▶ _TO BE DONE_:
Give the count of lines in the data that include "sales", with no other words.

▶ _MATERIAL_:

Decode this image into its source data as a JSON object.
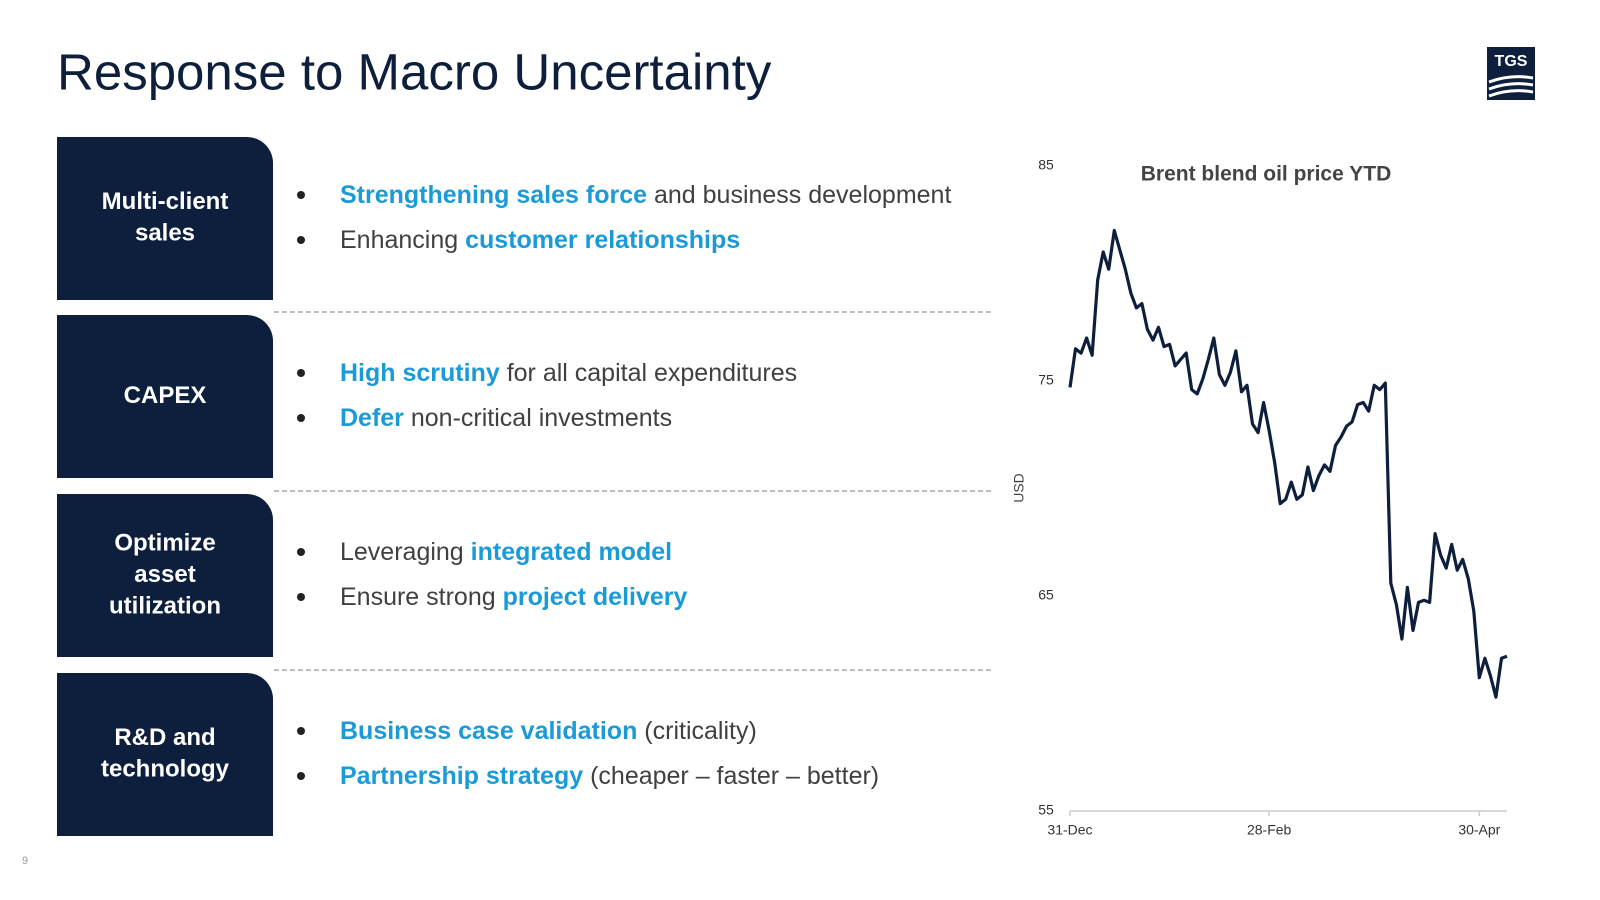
{
  "header": {
    "title": "Response to Macro Uncertainty",
    "logo": "TGS"
  },
  "page_number": "9",
  "sections": [
    {
      "label": [
        "Multi-client",
        "sales"
      ],
      "bullets": [
        [
          {
            "text": "Strengthening sales force",
            "highlight": true
          },
          {
            "text": " and business development",
            "highlight": false
          }
        ],
        [
          {
            "text": "Enhancing ",
            "highlight": false
          },
          {
            "text": "customer relationships",
            "highlight": true
          }
        ]
      ]
    },
    {
      "label": [
        "CAPEX"
      ],
      "bullets": [
        [
          {
            "text": "High scrutiny",
            "highlight": true
          },
          {
            "text": " for all capital expenditures",
            "highlight": false
          }
        ],
        [
          {
            "text": "Defer",
            "highlight": true
          },
          {
            "text": " non-critical investments",
            "highlight": false
          }
        ]
      ]
    },
    {
      "label": [
        "Optimize",
        "asset",
        "utilization"
      ],
      "bullets": [
        [
          {
            "text": "Leveraging ",
            "highlight": false
          },
          {
            "text": "integrated model",
            "highlight": true
          }
        ],
        [
          {
            "text": "Ensure strong ",
            "highlight": false
          },
          {
            "text": "project delivery",
            "highlight": true
          }
        ]
      ]
    },
    {
      "label": [
        "R&D and",
        "technology"
      ],
      "bullets": [
        [
          {
            "text": "Business case validation",
            "highlight": true
          },
          {
            "text": " (criticality)",
            "highlight": false
          }
        ],
        [
          {
            "text": "Partnership strategy",
            "highlight": true
          },
          {
            "text": " (cheaper – faster – better)",
            "highlight": false
          }
        ]
      ]
    }
  ],
  "chart_data": {
    "type": "line",
    "title": "Brent blend oil price YTD",
    "y_label": "USD",
    "color": "#0d1f3c",
    "categories": [
      "31-Dec",
      null,
      null,
      null,
      null,
      null,
      null,
      null,
      null,
      null,
      null,
      null,
      null,
      null,
      null,
      null,
      null,
      null,
      null,
      null,
      null,
      null,
      null,
      null,
      null,
      null,
      null,
      null,
      null,
      null,
      null,
      null,
      null,
      null,
      null,
      null,
      "28-Feb",
      null,
      null,
      null,
      null,
      null,
      null,
      null,
      null,
      null,
      null,
      null,
      null,
      null,
      null,
      null,
      null,
      null,
      null,
      null,
      null,
      null,
      null,
      null,
      null,
      null,
      null,
      null,
      null,
      null,
      null,
      null,
      null,
      null,
      null,
      null,
      null,
      null,
      "30-Apr",
      null,
      null,
      null,
      null,
      null
    ],
    "values": [
      74.7,
      76.5,
      76.3,
      77.0,
      76.2,
      79.7,
      81.0,
      80.2,
      82.0,
      81.1,
      80.2,
      79.1,
      78.4,
      78.6,
      77.4,
      76.9,
      77.5,
      76.6,
      76.7,
      75.7,
      76.0,
      76.3,
      74.6,
      74.4,
      75.1,
      76.0,
      77.0,
      75.3,
      74.8,
      75.4,
      76.4,
      74.5,
      74.8,
      73.0,
      72.6,
      74.0,
      72.7,
      71.2,
      69.3,
      69.5,
      70.3,
      69.5,
      69.7,
      71.0,
      69.9,
      70.6,
      71.1,
      70.8,
      72.0,
      72.4,
      72.9,
      73.1,
      73.9,
      74.0,
      73.6,
      74.8,
      74.6,
      74.9,
      65.6,
      64.6,
      63.0,
      65.4,
      63.4,
      64.7,
      64.8,
      64.7,
      67.9,
      66.9,
      66.3,
      67.4,
      66.2,
      66.7,
      65.8,
      64.3,
      61.2,
      62.1,
      61.3,
      60.3,
      62.1,
      62.2
    ],
    "ylim": [
      55,
      85
    ],
    "yticks": [
      55,
      65,
      75,
      85
    ],
    "grid": false
  }
}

▶ _WRITTEN SOLUTION_:
2